- **Set exercise**:
Copy each line below in which the string "this" occurs.
*** Extracted records ***
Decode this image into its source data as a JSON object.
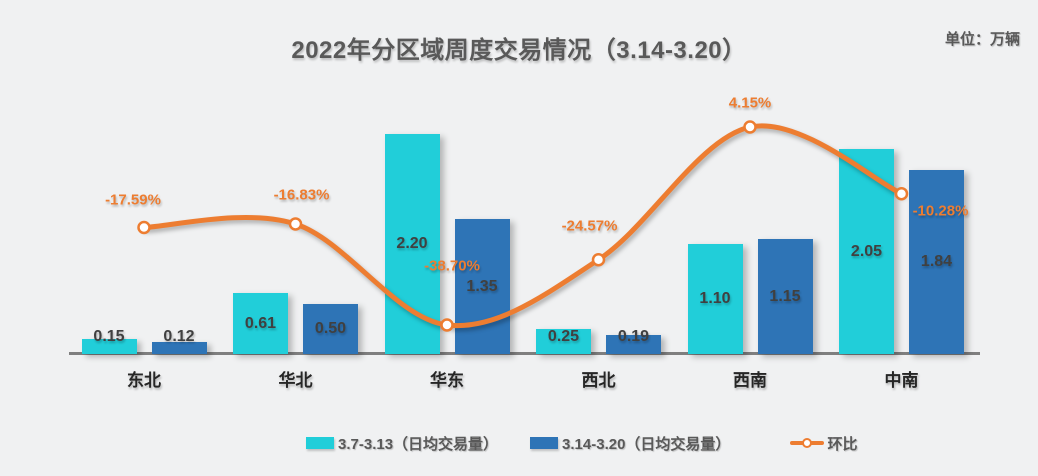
{
  "header": {
    "title": "2022年分区域周度交易情况（3.14-3.20）",
    "unit_label": "单位：万辆"
  },
  "chart_data": {
    "type": "bar",
    "subtype": "grouped-bars-with-line-overlay",
    "title": "2022年分区域周度交易情况（3.14-3.20）",
    "unit": "万辆",
    "categories": [
      "东北",
      "华北",
      "华东",
      "西北",
      "西南",
      "中南"
    ],
    "series": [
      {
        "name": "3.7-3.13（日均交易量）",
        "type": "bar",
        "color": "#21ced9",
        "values": [
          0.15,
          0.61,
          2.2,
          0.25,
          1.1,
          2.05
        ]
      },
      {
        "name": "3.14-3.20（日均交易量）",
        "type": "bar",
        "color": "#2e74b6",
        "values": [
          0.12,
          0.5,
          1.35,
          0.19,
          1.15,
          1.84
        ]
      },
      {
        "name": "环比",
        "type": "line",
        "color": "#ed7d31",
        "values": [
          -17.59,
          -16.83,
          -38.7,
          -24.57,
          4.15,
          -10.28
        ],
        "value_suffix": "%"
      }
    ],
    "xlabel": "",
    "ylabel": "",
    "value_label_decimals": 2,
    "grid": false,
    "legend_position": "bottom",
    "background_color": "#f0f1f2",
    "axis_line_color": "#7f7f7f",
    "value_label_color": "#404040",
    "category_label_color": "#262626",
    "title_color": "#595959"
  }
}
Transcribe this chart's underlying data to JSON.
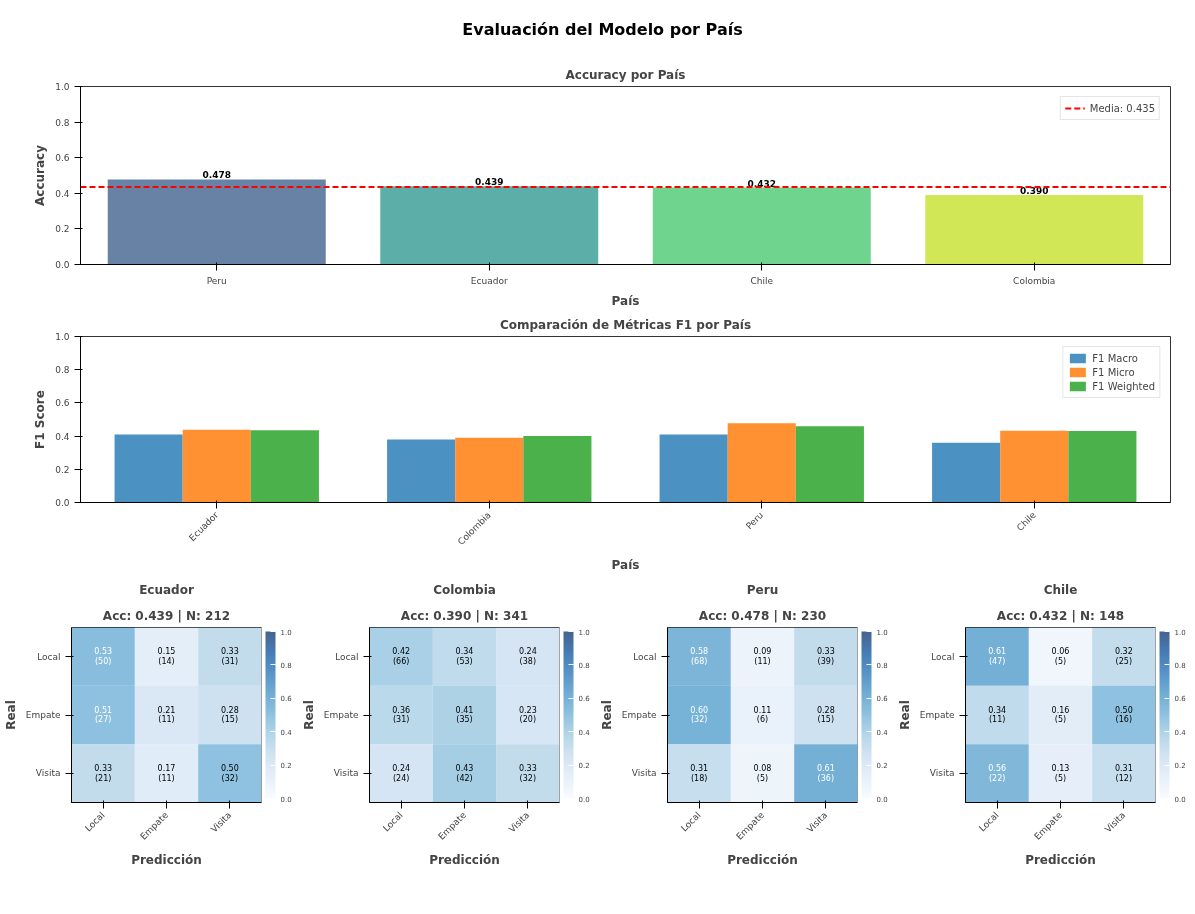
{
  "chart_data": [
    {
      "type": "other",
      "title": "Evaluación del Modelo por País"
    },
    {
      "type": "bar",
      "title": "Accuracy por País",
      "xlabel": "País",
      "ylabel": "Accuracy",
      "categories": [
        "Peru",
        "Ecuador",
        "Chile",
        "Colombia"
      ],
      "values": [
        0.478,
        0.439,
        0.432,
        0.39
      ],
      "colors": [
        "#56749b",
        "#4aa6a0",
        "#5ecf82",
        "#cde444"
      ],
      "value_labels": [
        "0.478",
        "0.439",
        "0.432",
        "0.390"
      ],
      "ylim": [
        0,
        1
      ],
      "yticks": [
        {
          "value": 0,
          "label": "0.0"
        },
        {
          "value": 0.2,
          "label": "0.2"
        },
        {
          "value": 0.4,
          "label": "0.4"
        },
        {
          "value": 0.6,
          "label": "0.6"
        },
        {
          "value": 0.8,
          "label": "0.8"
        },
        {
          "value": 1,
          "label": "1.0"
        }
      ],
      "ref_lines": [
        {
          "axis": "y",
          "value": 0.435,
          "label": "Media: 0.435",
          "color": "#ff0000",
          "line_style": "dashed"
        }
      ],
      "legend": "top right",
      "grid": false
    },
    {
      "type": "bar",
      "title": "Comparación de Métricas F1 por País",
      "xlabel": "País",
      "ylabel": "F1 Score",
      "categories": [
        "Ecuador",
        "Colombia",
        "Peru",
        "Chile"
      ],
      "series": [
        {
          "name": "F1 Macro",
          "color": "#4b92c3",
          "values": [
            0.41,
            0.38,
            0.41,
            0.36
          ]
        },
        {
          "name": "F1 Micro",
          "color": "#ff9132",
          "values": [
            0.439,
            0.39,
            0.478,
            0.432
          ]
        },
        {
          "name": "F1 Weighted",
          "color": "#4bb24b",
          "values": [
            0.435,
            0.4,
            0.46,
            0.43
          ]
        }
      ],
      "ylim": [
        0,
        1
      ],
      "yticks": [
        {
          "value": 0,
          "label": "0.0"
        },
        {
          "value": 0.2,
          "label": "0.2"
        },
        {
          "value": 0.4,
          "label": "0.4"
        },
        {
          "value": 0.6,
          "label": "0.6"
        },
        {
          "value": 0.8,
          "label": "0.8"
        },
        {
          "value": 1,
          "label": "1.0"
        }
      ],
      "legend": "top right",
      "grid": false
    },
    {
      "type": "heatmap",
      "title": "Ecuador",
      "subtitle": "Acc: 0.439 | N: 212",
      "xlabel": "Predicción",
      "ylabel": "Real",
      "categories": [
        "Local",
        "Empate",
        "Visita"
      ],
      "y_categories": [
        "Local",
        "Empate",
        "Visita"
      ],
      "cells": [
        [
          0.53,
          0.15,
          0.33
        ],
        [
          0.51,
          0.21,
          0.28
        ],
        [
          0.33,
          0.17,
          0.5
        ]
      ],
      "cell_labels": [
        [
          "0.53\n(50)",
          "0.15\n(14)",
          "0.33\n(31)"
        ],
        [
          "0.51\n(27)",
          "0.21\n(11)",
          "0.28\n(15)"
        ],
        [
          "0.33\n(21)",
          "0.17\n(11)",
          "0.50\n(32)"
        ]
      ],
      "clim": [
        0,
        1
      ],
      "cticks": [
        {
          "value": 0,
          "label": "0.0"
        },
        {
          "value": 0.2,
          "label": "0.2"
        },
        {
          "value": 0.4,
          "label": "0.4"
        },
        {
          "value": 0.6,
          "label": "0.6"
        },
        {
          "value": 0.8,
          "label": "0.8"
        },
        {
          "value": 1,
          "label": "1.0"
        }
      ]
    },
    {
      "type": "heatmap",
      "title": "Colombia",
      "subtitle": "Acc: 0.390 | N: 341",
      "xlabel": "Predicción",
      "ylabel": "Real",
      "categories": [
        "Local",
        "Empate",
        "Visita"
      ],
      "y_categories": [
        "Local",
        "Empate",
        "Visita"
      ],
      "cells": [
        [
          0.42,
          0.34,
          0.24
        ],
        [
          0.36,
          0.41,
          0.23
        ],
        [
          0.24,
          0.43,
          0.33
        ]
      ],
      "cell_labels": [
        [
          "0.42\n(66)",
          "0.34\n(53)",
          "0.24\n(38)"
        ],
        [
          "0.36\n(31)",
          "0.41\n(35)",
          "0.23\n(20)"
        ],
        [
          "0.24\n(24)",
          "0.43\n(42)",
          "0.33\n(32)"
        ]
      ],
      "clim": [
        0,
        1
      ],
      "cticks": [
        {
          "value": 0,
          "label": "0.0"
        },
        {
          "value": 0.2,
          "label": "0.2"
        },
        {
          "value": 0.4,
          "label": "0.4"
        },
        {
          "value": 0.6,
          "label": "0.6"
        },
        {
          "value": 0.8,
          "label": "0.8"
        },
        {
          "value": 1,
          "label": "1.0"
        }
      ]
    },
    {
      "type": "heatmap",
      "title": "Peru",
      "subtitle": "Acc: 0.478 | N: 230",
      "xlabel": "Predicción",
      "ylabel": "Real",
      "categories": [
        "Local",
        "Empate",
        "Visita"
      ],
      "y_categories": [
        "Local",
        "Empate",
        "Visita"
      ],
      "cells": [
        [
          0.58,
          0.09,
          0.33
        ],
        [
          0.6,
          0.11,
          0.28
        ],
        [
          0.31,
          0.08,
          0.61
        ]
      ],
      "cell_labels": [
        [
          "0.58\n(68)",
          "0.09\n(11)",
          "0.33\n(39)"
        ],
        [
          "0.60\n(32)",
          "0.11\n(6)",
          "0.28\n(15)"
        ],
        [
          "0.31\n(18)",
          "0.08\n(5)",
          "0.61\n(36)"
        ]
      ],
      "clim": [
        0,
        1
      ],
      "cticks": [
        {
          "value": 0,
          "label": "0.0"
        },
        {
          "value": 0.2,
          "label": "0.2"
        },
        {
          "value": 0.4,
          "label": "0.4"
        },
        {
          "value": 0.6,
          "label": "0.6"
        },
        {
          "value": 0.8,
          "label": "0.8"
        },
        {
          "value": 1,
          "label": "1.0"
        }
      ]
    },
    {
      "type": "heatmap",
      "title": "Chile",
      "subtitle": "Acc: 0.432 | N: 148",
      "xlabel": "Predicción",
      "ylabel": "Real",
      "categories": [
        "Local",
        "Empate",
        "Visita"
      ],
      "y_categories": [
        "Local",
        "Empate",
        "Visita"
      ],
      "cells": [
        [
          0.61,
          0.06,
          0.32
        ],
        [
          0.34,
          0.16,
          0.5
        ],
        [
          0.56,
          0.13,
          0.31
        ]
      ],
      "cell_labels": [
        [
          "0.61\n(47)",
          "0.06\n(5)",
          "0.32\n(25)"
        ],
        [
          "0.34\n(11)",
          "0.16\n(5)",
          "0.50\n(16)"
        ],
        [
          "0.56\n(22)",
          "0.13\n(5)",
          "0.31\n(12)"
        ]
      ],
      "clim": [
        0,
        1
      ],
      "cticks": [
        {
          "value": 0,
          "label": "0.0"
        },
        {
          "value": 0.2,
          "label": "0.2"
        },
        {
          "value": 0.4,
          "label": "0.4"
        },
        {
          "value": 0.6,
          "label": "0.6"
        },
        {
          "value": 0.8,
          "label": "0.8"
        },
        {
          "value": 1,
          "label": "1.0"
        }
      ]
    }
  ]
}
***
- **Problem solution**:
Decode this image into its source data as a JSON object.
Transcribe this chart's underlying data to JSON.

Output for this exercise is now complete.